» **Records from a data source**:
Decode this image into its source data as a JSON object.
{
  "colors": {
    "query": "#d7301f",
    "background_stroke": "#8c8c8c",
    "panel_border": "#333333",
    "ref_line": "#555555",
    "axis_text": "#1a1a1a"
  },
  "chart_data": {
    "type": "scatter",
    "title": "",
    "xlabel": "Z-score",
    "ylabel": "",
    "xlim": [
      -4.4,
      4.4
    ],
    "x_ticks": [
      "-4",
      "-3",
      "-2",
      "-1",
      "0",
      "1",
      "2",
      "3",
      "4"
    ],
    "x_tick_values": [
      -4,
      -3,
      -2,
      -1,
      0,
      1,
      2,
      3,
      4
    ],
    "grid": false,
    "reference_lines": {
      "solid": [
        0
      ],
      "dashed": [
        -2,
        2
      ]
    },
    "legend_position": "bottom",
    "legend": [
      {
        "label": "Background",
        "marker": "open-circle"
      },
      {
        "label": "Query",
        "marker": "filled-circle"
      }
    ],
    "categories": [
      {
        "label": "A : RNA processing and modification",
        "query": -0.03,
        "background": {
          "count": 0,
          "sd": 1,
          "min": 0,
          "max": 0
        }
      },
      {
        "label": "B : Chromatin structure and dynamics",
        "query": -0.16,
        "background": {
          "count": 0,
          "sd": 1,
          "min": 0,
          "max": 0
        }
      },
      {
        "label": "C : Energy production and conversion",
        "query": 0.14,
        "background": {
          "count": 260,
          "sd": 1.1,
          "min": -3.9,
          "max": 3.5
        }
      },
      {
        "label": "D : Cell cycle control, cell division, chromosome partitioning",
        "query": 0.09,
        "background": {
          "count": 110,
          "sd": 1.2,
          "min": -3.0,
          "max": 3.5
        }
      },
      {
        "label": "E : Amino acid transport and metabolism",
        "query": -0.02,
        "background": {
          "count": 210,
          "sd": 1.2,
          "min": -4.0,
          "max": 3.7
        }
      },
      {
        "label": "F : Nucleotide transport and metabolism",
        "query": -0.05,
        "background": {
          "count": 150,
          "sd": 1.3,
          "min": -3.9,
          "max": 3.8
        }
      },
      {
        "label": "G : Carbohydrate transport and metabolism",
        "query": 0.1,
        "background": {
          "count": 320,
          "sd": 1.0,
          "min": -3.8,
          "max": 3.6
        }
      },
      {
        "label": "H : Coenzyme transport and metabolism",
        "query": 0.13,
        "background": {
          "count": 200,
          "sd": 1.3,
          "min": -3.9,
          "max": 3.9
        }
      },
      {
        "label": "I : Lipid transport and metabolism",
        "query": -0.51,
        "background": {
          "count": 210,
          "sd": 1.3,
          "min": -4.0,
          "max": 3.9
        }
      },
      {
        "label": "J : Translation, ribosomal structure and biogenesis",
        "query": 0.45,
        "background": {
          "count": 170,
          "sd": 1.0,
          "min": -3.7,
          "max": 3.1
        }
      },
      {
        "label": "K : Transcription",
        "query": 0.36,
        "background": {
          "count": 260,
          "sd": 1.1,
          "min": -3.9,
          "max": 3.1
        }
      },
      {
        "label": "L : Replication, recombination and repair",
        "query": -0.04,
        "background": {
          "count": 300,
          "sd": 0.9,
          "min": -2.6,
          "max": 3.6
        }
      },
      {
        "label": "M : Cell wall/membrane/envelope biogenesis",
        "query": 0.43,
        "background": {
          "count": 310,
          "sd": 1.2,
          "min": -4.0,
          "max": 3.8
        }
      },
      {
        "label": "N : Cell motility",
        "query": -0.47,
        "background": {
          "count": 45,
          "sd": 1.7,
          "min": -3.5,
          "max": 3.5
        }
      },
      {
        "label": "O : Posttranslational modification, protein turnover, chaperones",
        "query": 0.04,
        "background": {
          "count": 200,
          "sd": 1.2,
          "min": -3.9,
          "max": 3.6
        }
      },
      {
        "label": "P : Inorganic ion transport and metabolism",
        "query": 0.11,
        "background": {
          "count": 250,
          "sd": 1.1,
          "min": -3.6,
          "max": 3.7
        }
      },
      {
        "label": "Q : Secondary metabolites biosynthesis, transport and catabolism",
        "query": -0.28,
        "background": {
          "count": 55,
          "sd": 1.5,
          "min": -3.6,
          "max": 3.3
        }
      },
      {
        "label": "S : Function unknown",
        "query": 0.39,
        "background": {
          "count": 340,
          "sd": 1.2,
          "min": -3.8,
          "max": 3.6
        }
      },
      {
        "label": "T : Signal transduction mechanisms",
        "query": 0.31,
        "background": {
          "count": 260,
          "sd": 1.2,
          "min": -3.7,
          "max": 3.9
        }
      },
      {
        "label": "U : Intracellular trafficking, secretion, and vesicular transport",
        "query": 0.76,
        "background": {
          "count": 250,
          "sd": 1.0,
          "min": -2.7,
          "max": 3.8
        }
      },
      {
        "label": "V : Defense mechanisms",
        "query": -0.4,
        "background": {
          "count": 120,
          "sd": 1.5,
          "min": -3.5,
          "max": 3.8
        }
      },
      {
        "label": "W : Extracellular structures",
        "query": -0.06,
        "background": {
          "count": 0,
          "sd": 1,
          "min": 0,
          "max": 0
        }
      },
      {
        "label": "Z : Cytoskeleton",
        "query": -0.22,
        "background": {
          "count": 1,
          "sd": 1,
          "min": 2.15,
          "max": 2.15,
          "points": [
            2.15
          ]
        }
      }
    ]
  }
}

» **TASK GOAL**: Please set down all of the records exactly.

» **TASK ANSWER**:
Decode this image into its source data as a JSON object.
{
  "colors": {
    "query": "#d7301f",
    "background_stroke": "#8c8c8c",
    "panel_border": "#333333",
    "ref_line": "#555555",
    "axis_text": "#1a1a1a"
  },
  "chart_data": {
    "type": "scatter",
    "title": "",
    "xlabel": "Z-score",
    "ylabel": "",
    "xlim": [
      -4.4,
      4.4
    ],
    "x_ticks": [
      "-4",
      "-3",
      "-2",
      "-1",
      "0",
      "1",
      "2",
      "3",
      "4"
    ],
    "x_tick_values": [
      -4,
      -3,
      -2,
      -1,
      0,
      1,
      2,
      3,
      4
    ],
    "grid": false,
    "reference_lines": {
      "solid": [
        0
      ],
      "dashed": [
        -2,
        2
      ]
    },
    "legend_position": "bottom",
    "legend": [
      {
        "label": "Background",
        "marker": "open-circle"
      },
      {
        "label": "Query",
        "marker": "filled-circle"
      }
    ],
    "categories": [
      {
        "label": "A : RNA processing and modification",
        "query": -0.03,
        "background": {
          "count": 0,
          "sd": 1,
          "min": 0,
          "max": 0
        }
      },
      {
        "label": "B : Chromatin structure and dynamics",
        "query": -0.16,
        "background": {
          "count": 0,
          "sd": 1,
          "min": 0,
          "max": 0
        }
      },
      {
        "label": "C : Energy production and conversion",
        "query": 0.14,
        "background": {
          "count": 260,
          "sd": 1.1,
          "min": -3.9,
          "max": 3.5
        }
      },
      {
        "label": "D : Cell cycle control, cell division, chromosome partitioning",
        "query": 0.09,
        "background": {
          "count": 110,
          "sd": 1.2,
          "min": -3.0,
          "max": 3.5
        }
      },
      {
        "label": "E : Amino acid transport and metabolism",
        "query": -0.02,
        "background": {
          "count": 210,
          "sd": 1.2,
          "min": -4.0,
          "max": 3.7
        }
      },
      {
        "label": "F : Nucleotide transport and metabolism",
        "query": -0.05,
        "background": {
          "count": 150,
          "sd": 1.3,
          "min": -3.9,
          "max": 3.8
        }
      },
      {
        "label": "G : Carbohydrate transport and metabolism",
        "query": 0.1,
        "background": {
          "count": 320,
          "sd": 1.0,
          "min": -3.8,
          "max": 3.6
        }
      },
      {
        "label": "H : Coenzyme transport and metabolism",
        "query": 0.13,
        "background": {
          "count": 200,
          "sd": 1.3,
          "min": -3.9,
          "max": 3.9
        }
      },
      {
        "label": "I : Lipid transport and metabolism",
        "query": -0.51,
        "background": {
          "count": 210,
          "sd": 1.3,
          "min": -4.0,
          "max": 3.9
        }
      },
      {
        "label": "J : Translation, ribosomal structure and biogenesis",
        "query": 0.45,
        "background": {
          "count": 170,
          "sd": 1.0,
          "min": -3.7,
          "max": 3.1
        }
      },
      {
        "label": "K : Transcription",
        "query": 0.36,
        "background": {
          "count": 260,
          "sd": 1.1,
          "min": -3.9,
          "max": 3.1
        }
      },
      {
        "label": "L : Replication, recombination and repair",
        "query": -0.04,
        "background": {
          "count": 300,
          "sd": 0.9,
          "min": -2.6,
          "max": 3.6
        }
      },
      {
        "label": "M : Cell wall/membrane/envelope biogenesis",
        "query": 0.43,
        "background": {
          "count": 310,
          "sd": 1.2,
          "min": -4.0,
          "max": 3.8
        }
      },
      {
        "label": "N : Cell motility",
        "query": -0.47,
        "background": {
          "count": 45,
          "sd": 1.7,
          "min": -3.5,
          "max": 3.5
        }
      },
      {
        "label": "O : Posttranslational modification, protein turnover, chaperones",
        "query": 0.04,
        "background": {
          "count": 200,
          "sd": 1.2,
          "min": -3.9,
          "max": 3.6
        }
      },
      {
        "label": "P : Inorganic ion transport and metabolism",
        "query": 0.11,
        "background": {
          "count": 250,
          "sd": 1.1,
          "min": -3.6,
          "max": 3.7
        }
      },
      {
        "label": "Q : Secondary metabolites biosynthesis, transport and catabolism",
        "query": -0.28,
        "background": {
          "count": 55,
          "sd": 1.5,
          "min": -3.6,
          "max": 3.3
        }
      },
      {
        "label": "S : Function unknown",
        "query": 0.39,
        "background": {
          "count": 340,
          "sd": 1.2,
          "min": -3.8,
          "max": 3.6
        }
      },
      {
        "label": "T : Signal transduction mechanisms",
        "query": 0.31,
        "background": {
          "count": 260,
          "sd": 1.2,
          "min": -3.7,
          "max": 3.9
        }
      },
      {
        "label": "U : Intracellular trafficking, secretion, and vesicular transport",
        "query": 0.76,
        "background": {
          "count": 250,
          "sd": 1.0,
          "min": -2.7,
          "max": 3.8
        }
      },
      {
        "label": "V : Defense mechanisms",
        "query": -0.4,
        "background": {
          "count": 120,
          "sd": 1.5,
          "min": -3.5,
          "max": 3.8
        }
      },
      {
        "label": "W : Extracellular structures",
        "query": -0.06,
        "background": {
          "count": 0,
          "sd": 1,
          "min": 0,
          "max": 0
        }
      },
      {
        "label": "Z : Cytoskeleton",
        "query": -0.22,
        "background": {
          "count": 1,
          "sd": 1,
          "min": 2.15,
          "max": 2.15,
          "points": [
            2.15
          ]
        }
      }
    ]
  }
}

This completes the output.